What is asked - Wherever the string "JSON" occurs in a line of these records, report that line.

Data for the task -
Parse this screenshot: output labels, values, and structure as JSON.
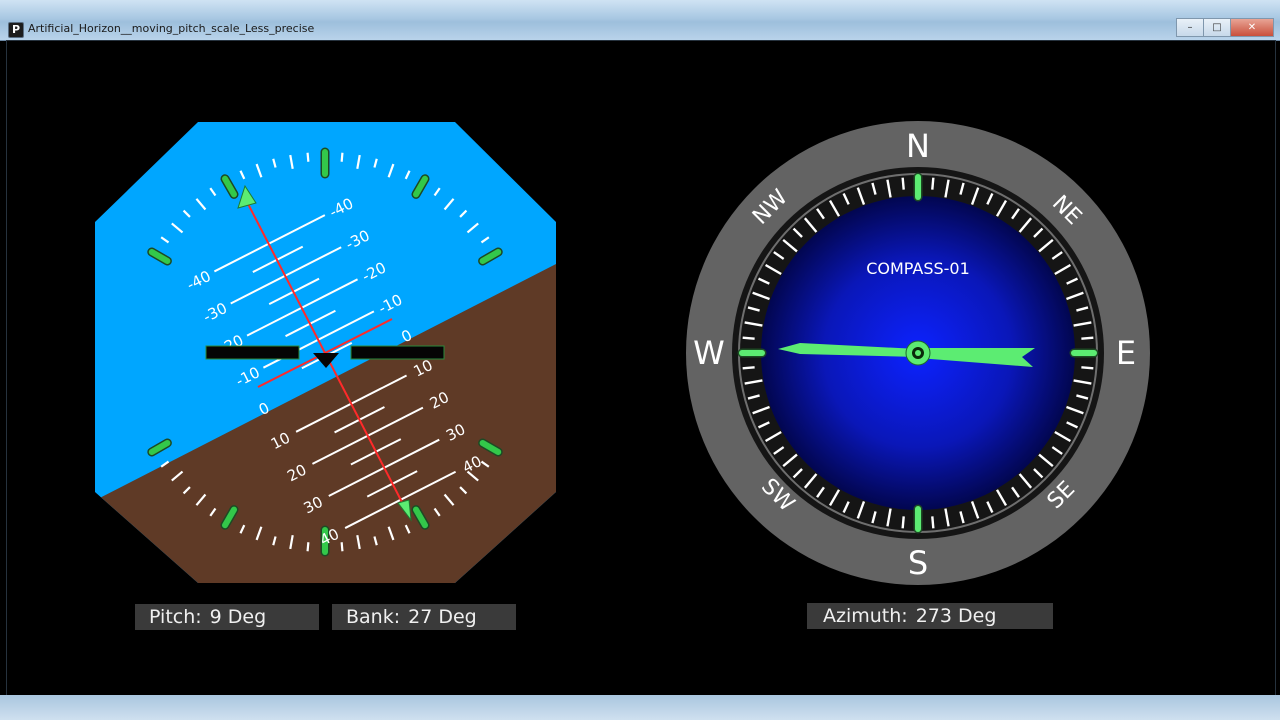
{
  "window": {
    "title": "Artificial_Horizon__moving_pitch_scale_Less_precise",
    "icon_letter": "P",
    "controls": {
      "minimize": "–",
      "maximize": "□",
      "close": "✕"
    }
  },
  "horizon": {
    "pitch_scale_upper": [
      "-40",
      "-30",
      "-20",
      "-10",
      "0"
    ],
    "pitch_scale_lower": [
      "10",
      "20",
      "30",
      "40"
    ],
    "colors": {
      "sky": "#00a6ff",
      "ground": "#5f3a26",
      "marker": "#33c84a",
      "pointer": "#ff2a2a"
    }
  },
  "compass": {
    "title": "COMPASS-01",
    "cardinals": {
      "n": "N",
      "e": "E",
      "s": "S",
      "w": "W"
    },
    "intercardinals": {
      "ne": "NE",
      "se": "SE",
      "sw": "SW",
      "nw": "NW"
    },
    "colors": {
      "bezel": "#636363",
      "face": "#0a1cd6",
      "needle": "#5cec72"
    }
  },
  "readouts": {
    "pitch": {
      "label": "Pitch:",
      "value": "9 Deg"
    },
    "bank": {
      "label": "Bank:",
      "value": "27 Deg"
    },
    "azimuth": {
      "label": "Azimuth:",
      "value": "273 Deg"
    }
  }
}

---

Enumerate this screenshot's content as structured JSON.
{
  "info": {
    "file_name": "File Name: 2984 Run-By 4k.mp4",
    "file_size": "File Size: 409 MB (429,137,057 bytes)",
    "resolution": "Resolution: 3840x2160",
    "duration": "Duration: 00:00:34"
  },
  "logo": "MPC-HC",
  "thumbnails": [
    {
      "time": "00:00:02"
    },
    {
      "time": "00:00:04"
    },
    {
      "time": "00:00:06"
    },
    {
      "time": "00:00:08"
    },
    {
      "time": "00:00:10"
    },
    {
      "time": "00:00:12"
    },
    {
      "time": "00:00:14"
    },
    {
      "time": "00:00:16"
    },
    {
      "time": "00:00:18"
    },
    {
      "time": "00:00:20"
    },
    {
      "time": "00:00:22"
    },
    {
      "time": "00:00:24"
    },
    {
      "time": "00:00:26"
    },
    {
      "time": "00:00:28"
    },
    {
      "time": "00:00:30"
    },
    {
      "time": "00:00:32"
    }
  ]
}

Full solution -
Parse this screenshot: output labels, values, and structure as JSON.
Enumerate this screenshot's content as structured JSON.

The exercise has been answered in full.